PROBLEM:
Check each line of the records below for the word "caption" and copy those where it appears.

##### DATA SHOWN

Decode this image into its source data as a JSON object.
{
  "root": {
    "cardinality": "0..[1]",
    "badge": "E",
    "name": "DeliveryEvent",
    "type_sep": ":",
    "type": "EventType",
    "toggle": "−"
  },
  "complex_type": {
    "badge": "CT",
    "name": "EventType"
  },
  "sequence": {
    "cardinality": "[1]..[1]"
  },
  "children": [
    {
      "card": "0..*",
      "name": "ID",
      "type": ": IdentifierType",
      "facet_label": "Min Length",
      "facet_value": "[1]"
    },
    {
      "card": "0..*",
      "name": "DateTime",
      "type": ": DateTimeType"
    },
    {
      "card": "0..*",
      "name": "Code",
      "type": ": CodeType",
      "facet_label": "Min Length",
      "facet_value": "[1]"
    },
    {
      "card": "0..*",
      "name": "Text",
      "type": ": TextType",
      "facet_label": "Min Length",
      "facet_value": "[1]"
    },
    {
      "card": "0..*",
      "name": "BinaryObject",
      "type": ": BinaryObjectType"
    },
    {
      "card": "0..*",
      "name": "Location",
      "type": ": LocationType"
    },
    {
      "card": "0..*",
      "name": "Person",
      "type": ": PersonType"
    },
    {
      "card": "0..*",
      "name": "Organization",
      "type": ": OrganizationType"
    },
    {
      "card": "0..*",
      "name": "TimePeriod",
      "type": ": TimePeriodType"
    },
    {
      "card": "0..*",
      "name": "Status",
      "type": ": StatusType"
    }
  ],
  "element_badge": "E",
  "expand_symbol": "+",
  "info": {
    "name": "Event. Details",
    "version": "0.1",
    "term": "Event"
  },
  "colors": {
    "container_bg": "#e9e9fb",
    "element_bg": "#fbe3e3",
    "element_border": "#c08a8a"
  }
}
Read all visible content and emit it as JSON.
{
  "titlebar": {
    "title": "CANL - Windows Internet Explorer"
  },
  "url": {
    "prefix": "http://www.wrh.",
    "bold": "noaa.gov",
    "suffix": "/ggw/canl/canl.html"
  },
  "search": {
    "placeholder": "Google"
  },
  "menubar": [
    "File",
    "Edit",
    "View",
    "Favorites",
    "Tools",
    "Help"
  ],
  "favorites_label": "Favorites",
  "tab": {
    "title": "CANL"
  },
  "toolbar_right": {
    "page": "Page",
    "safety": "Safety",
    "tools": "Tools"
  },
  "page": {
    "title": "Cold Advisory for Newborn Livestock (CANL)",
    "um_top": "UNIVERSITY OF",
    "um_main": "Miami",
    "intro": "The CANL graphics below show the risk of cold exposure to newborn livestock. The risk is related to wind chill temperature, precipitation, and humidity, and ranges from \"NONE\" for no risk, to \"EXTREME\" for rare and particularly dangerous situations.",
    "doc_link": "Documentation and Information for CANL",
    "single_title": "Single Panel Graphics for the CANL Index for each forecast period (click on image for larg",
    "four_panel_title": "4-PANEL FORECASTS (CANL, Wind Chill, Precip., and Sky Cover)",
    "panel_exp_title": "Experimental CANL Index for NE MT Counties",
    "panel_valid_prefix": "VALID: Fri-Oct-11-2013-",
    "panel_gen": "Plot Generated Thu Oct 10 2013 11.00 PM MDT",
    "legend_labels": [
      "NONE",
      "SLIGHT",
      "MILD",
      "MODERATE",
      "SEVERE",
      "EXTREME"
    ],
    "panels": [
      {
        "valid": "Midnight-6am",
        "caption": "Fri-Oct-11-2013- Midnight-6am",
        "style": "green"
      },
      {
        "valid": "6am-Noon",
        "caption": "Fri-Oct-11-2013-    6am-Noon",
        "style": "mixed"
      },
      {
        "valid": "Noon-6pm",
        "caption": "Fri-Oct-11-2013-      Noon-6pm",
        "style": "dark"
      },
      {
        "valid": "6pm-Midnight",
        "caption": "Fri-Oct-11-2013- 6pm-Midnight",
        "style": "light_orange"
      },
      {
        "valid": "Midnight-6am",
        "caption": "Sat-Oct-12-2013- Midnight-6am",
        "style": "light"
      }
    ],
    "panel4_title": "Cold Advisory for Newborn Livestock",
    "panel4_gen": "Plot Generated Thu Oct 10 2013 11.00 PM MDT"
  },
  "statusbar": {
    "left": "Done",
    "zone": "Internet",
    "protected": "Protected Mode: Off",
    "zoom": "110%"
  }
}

##########

WRITTEN ANSWER:
        "caption": "Fri-Oct-11-2013- Midnight-6am",
        "caption": "Fri-Oct-11-2013-    6am-Noon",
        "caption": "Fri-Oct-11-2013-      Noon-6pm",
        "caption": "Fri-Oct-11-2013- 6pm-Midnight",
        "caption": "Sat-Oct-12-2013- Midnight-6am",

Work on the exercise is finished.